GIVEN EXERCISE:
Copy every line from the material below that holds "不承担赔偿或给付保险金的责任".

GIVEN DATA:
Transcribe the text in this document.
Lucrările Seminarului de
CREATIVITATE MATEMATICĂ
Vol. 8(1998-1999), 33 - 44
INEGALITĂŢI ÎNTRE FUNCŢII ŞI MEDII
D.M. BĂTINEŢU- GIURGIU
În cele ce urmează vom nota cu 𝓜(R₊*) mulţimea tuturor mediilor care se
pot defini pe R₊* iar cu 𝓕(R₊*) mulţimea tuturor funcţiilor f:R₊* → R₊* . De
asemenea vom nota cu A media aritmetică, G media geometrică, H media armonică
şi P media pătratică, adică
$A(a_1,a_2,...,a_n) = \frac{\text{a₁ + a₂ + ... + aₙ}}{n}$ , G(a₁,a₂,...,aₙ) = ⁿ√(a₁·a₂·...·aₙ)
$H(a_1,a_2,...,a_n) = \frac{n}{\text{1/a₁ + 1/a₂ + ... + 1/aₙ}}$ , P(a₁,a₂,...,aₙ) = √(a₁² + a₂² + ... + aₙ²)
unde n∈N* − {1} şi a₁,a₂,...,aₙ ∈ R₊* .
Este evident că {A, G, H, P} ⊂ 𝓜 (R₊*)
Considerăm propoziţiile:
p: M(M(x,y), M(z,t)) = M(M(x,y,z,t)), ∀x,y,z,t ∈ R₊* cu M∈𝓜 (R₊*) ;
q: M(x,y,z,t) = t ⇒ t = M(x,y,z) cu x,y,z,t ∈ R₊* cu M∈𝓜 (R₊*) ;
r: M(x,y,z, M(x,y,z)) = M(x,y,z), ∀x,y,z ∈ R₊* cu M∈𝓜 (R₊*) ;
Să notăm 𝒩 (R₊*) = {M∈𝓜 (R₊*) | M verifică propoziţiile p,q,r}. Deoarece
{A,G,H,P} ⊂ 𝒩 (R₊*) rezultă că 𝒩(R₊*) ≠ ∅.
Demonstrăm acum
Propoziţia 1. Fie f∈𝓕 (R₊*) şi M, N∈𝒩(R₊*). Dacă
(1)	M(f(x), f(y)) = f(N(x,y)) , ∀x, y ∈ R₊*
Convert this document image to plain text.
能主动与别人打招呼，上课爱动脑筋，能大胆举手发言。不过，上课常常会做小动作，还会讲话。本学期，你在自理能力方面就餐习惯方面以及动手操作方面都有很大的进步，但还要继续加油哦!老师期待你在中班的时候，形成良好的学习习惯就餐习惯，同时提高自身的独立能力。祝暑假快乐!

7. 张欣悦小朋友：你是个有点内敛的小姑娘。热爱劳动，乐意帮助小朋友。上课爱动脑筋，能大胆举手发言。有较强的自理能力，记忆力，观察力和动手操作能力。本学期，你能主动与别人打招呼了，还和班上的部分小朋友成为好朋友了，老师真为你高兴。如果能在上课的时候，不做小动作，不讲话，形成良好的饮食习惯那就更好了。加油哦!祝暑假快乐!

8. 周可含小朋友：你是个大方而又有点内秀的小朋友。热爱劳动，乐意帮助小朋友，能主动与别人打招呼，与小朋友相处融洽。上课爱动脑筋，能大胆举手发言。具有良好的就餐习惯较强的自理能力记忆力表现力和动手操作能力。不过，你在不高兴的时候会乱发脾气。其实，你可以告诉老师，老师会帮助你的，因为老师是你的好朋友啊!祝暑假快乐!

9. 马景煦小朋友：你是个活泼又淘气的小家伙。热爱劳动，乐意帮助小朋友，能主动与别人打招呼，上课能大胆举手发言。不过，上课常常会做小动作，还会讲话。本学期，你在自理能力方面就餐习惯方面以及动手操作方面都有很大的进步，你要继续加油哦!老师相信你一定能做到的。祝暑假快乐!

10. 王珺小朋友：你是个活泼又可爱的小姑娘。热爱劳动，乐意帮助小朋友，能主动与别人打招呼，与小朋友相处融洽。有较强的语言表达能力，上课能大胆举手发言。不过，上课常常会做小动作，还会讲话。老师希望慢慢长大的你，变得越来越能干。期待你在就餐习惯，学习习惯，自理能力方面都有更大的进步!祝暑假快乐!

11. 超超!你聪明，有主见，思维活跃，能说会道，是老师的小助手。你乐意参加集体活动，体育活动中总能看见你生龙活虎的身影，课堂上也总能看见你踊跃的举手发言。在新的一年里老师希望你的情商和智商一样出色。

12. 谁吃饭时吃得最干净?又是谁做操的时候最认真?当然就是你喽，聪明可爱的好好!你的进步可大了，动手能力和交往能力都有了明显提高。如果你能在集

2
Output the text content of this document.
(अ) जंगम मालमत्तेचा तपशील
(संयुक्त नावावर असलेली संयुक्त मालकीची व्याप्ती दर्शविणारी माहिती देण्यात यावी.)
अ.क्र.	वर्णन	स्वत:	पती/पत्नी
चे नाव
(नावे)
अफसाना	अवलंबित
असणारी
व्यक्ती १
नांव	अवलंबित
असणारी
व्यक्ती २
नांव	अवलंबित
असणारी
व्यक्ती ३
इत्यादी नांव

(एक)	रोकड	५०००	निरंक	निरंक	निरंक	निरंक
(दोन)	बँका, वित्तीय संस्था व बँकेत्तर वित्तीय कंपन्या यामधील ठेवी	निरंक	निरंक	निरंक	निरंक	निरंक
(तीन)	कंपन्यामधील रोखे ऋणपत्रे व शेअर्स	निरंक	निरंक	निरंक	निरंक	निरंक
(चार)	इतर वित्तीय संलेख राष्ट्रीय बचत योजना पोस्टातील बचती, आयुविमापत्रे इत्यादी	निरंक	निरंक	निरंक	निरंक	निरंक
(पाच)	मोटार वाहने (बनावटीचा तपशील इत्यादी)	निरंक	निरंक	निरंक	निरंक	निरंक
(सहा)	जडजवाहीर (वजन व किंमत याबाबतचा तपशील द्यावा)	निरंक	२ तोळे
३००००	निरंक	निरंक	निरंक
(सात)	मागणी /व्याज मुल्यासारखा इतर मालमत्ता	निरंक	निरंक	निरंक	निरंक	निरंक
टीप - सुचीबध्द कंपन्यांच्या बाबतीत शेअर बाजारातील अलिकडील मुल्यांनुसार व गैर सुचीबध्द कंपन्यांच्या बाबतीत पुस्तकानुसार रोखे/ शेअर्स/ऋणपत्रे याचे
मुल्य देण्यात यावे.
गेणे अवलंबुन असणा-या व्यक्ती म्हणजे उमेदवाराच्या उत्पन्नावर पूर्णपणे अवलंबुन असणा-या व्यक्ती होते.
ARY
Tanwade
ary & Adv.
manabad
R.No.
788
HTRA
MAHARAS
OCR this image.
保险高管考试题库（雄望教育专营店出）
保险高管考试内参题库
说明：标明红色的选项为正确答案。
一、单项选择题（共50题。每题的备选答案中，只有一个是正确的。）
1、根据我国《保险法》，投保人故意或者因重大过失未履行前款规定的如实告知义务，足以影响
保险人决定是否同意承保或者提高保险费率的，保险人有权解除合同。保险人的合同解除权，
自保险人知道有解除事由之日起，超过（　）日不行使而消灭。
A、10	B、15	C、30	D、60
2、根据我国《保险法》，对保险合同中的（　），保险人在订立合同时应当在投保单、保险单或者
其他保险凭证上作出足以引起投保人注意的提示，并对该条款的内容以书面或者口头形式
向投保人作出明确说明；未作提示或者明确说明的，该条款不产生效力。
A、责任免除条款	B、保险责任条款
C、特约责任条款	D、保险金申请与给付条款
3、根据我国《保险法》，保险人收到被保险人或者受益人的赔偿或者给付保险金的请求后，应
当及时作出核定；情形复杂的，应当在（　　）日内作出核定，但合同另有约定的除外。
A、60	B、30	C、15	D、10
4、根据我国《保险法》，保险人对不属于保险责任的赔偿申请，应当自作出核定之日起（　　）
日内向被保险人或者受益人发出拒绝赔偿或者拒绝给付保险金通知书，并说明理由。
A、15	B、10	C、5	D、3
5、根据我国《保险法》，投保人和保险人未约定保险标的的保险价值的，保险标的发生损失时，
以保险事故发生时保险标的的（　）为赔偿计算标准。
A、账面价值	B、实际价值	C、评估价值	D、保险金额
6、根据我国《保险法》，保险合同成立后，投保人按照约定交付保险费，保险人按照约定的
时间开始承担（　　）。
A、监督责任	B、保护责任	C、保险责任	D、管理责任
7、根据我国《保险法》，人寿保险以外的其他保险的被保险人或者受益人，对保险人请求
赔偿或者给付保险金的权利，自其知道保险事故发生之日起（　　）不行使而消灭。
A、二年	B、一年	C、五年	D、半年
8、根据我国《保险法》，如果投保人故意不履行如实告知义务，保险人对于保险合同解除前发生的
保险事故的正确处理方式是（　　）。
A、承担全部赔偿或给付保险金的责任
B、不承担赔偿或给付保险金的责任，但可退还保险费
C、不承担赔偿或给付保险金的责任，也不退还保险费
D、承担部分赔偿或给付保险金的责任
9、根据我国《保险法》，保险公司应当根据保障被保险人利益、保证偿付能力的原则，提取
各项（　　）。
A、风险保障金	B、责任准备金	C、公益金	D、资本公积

RESPONSE FOR THIS EXERCISE:
B、不承担赔偿或给付保险金的责任，但可退还保险费
C、不承担赔偿或给付保险金的责任，也不退还保险费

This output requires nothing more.